Records that describe figures:
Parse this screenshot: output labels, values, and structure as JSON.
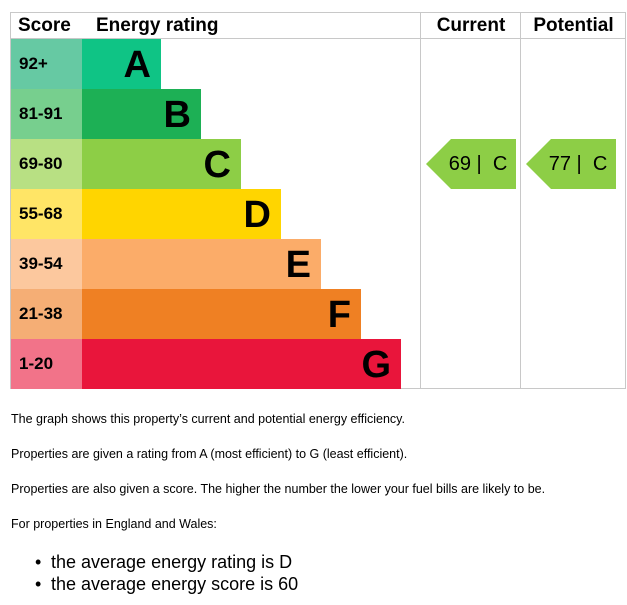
{
  "chart_data": {
    "type": "bar",
    "headers": {
      "score": "Score",
      "rating": "Energy rating",
      "current": "Current",
      "potential": "Potential"
    },
    "bands": [
      {
        "score": "92+",
        "letter": "A",
        "color": "#0fc485",
        "score_bg": "#66c9a3",
        "letter_color": "#000000"
      },
      {
        "score": "81-91",
        "letter": "B",
        "color": "#1db055",
        "score_bg": "#77cf8e",
        "letter_color": "#000000"
      },
      {
        "score": "69-80",
        "letter": "C",
        "color": "#8dce46",
        "score_bg": "#b8e083",
        "letter_color": "#000000"
      },
      {
        "score": "55-68",
        "letter": "D",
        "color": "#ffd500",
        "score_bg": "#ffe566",
        "letter_color": "#000000"
      },
      {
        "score": "39-54",
        "letter": "E",
        "color": "#fbac69",
        "score_bg": "#fcc89e",
        "letter_color": "#000000"
      },
      {
        "score": "21-38",
        "letter": "F",
        "color": "#ef8023",
        "score_bg": "#f5ae75",
        "letter_color": "#000000"
      },
      {
        "score": "1-20",
        "letter": "G",
        "color": "#e9153b",
        "score_bg": "#f27389",
        "letter_color": "#000000"
      }
    ],
    "current": {
      "score": 69,
      "rating": "C",
      "label": "69 |  C",
      "color": "#8dce46"
    },
    "potential": {
      "score": 77,
      "rating": "C",
      "label": "77 |  C",
      "color": "#8dce46"
    }
  },
  "notes": [
    "The graph shows this property’s current and potential energy efficiency.",
    "Properties are given a rating from A (most efficient) to G (least efficient).",
    "Properties are also given a score. The higher the number the lower your fuel bills are likely to be.",
    "For properties in England and Wales:"
  ],
  "averages": [
    "the average energy rating is D",
    "the average energy score is 60"
  ]
}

_Your objective_
Output the data above without changes, apart from leaving out the pictures.

_Worked solution_
Parse this screenshot: output labels, values, and structure as JSON.
{
  "chart_data": {
    "type": "bar",
    "headers": {
      "score": "Score",
      "rating": "Energy rating",
      "current": "Current",
      "potential": "Potential"
    },
    "bands": [
      {
        "score": "92+",
        "letter": "A",
        "color": "#0fc485",
        "score_bg": "#66c9a3",
        "letter_color": "#000000"
      },
      {
        "score": "81-91",
        "letter": "B",
        "color": "#1db055",
        "score_bg": "#77cf8e",
        "letter_color": "#000000"
      },
      {
        "score": "69-80",
        "letter": "C",
        "color": "#8dce46",
        "score_bg": "#b8e083",
        "letter_color": "#000000"
      },
      {
        "score": "55-68",
        "letter": "D",
        "color": "#ffd500",
        "score_bg": "#ffe566",
        "letter_color": "#000000"
      },
      {
        "score": "39-54",
        "letter": "E",
        "color": "#fbac69",
        "score_bg": "#fcc89e",
        "letter_color": "#000000"
      },
      {
        "score": "21-38",
        "letter": "F",
        "color": "#ef8023",
        "score_bg": "#f5ae75",
        "letter_color": "#000000"
      },
      {
        "score": "1-20",
        "letter": "G",
        "color": "#e9153b",
        "score_bg": "#f27389",
        "letter_color": "#000000"
      }
    ],
    "current": {
      "score": 69,
      "rating": "C",
      "label": "69 |  C",
      "color": "#8dce46"
    },
    "potential": {
      "score": 77,
      "rating": "C",
      "label": "77 |  C",
      "color": "#8dce46"
    }
  },
  "notes": [
    "The graph shows this property’s current and potential energy efficiency.",
    "Properties are given a rating from A (most efficient) to G (least efficient).",
    "Properties are also given a score. The higher the number the lower your fuel bills are likely to be.",
    "For properties in England and Wales:"
  ],
  "averages": [
    "the average energy rating is D",
    "the average energy score is 60"
  ]
}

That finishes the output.